— START DATA FOR THIS EXERCISE —

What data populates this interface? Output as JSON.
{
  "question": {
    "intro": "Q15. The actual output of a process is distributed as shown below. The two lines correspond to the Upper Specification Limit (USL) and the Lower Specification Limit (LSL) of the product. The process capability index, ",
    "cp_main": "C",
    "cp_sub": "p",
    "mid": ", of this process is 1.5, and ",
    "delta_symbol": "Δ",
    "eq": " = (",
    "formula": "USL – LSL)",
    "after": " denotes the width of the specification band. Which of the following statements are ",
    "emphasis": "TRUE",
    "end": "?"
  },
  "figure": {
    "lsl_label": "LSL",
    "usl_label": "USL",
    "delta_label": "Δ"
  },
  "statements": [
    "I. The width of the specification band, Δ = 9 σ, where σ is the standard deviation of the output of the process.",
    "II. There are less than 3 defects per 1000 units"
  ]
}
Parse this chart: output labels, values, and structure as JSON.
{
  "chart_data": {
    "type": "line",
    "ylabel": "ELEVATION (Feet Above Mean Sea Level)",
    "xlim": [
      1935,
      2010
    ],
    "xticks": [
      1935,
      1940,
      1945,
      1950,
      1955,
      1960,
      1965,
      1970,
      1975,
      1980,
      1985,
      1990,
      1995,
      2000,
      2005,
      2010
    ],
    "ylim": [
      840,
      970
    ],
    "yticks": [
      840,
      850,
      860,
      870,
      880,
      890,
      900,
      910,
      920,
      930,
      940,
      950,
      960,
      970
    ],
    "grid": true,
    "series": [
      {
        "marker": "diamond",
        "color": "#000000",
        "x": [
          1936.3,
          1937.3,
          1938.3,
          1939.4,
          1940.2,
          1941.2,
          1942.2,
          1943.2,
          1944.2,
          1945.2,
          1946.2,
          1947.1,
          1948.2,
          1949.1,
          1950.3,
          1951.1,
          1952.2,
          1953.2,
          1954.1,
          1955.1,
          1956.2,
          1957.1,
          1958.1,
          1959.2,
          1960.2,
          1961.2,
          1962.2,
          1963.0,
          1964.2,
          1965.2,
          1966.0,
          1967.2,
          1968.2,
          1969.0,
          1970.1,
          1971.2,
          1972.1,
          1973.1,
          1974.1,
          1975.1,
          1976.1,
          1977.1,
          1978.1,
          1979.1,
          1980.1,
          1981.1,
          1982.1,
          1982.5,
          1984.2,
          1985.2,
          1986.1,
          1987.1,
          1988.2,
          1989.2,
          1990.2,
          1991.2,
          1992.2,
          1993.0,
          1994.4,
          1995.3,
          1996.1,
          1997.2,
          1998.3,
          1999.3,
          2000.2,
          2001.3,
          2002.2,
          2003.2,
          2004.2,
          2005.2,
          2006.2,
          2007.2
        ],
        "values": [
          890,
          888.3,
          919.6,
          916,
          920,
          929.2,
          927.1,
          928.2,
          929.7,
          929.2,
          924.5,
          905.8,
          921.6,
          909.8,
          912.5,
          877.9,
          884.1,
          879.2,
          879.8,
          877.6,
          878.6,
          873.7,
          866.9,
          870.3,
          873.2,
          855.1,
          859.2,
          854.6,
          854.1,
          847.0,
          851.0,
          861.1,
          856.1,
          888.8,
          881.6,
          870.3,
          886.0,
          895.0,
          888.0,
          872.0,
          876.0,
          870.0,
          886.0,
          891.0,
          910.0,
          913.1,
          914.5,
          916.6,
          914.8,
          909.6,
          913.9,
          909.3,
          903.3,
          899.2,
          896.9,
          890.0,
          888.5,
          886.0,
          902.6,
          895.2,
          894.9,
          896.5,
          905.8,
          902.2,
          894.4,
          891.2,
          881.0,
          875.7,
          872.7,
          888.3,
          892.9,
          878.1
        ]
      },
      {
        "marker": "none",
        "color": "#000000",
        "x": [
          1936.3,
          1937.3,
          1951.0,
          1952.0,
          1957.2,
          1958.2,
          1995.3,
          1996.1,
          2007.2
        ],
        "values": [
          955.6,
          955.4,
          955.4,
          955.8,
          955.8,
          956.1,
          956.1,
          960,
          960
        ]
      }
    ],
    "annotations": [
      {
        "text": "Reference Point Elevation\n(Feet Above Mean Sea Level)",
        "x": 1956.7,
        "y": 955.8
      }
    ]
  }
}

— END DATA FOR THIS EXERCISE —

**EXERCISE**
Which lines contain the word "Mean"? Copy each one.

**PROBLEM SOLUTION**
    "ylabel": "ELEVATION (Feet Above Mean Sea Level)",
        "text": "Reference Point Elevation\n(Feet Above Mean Sea Level)",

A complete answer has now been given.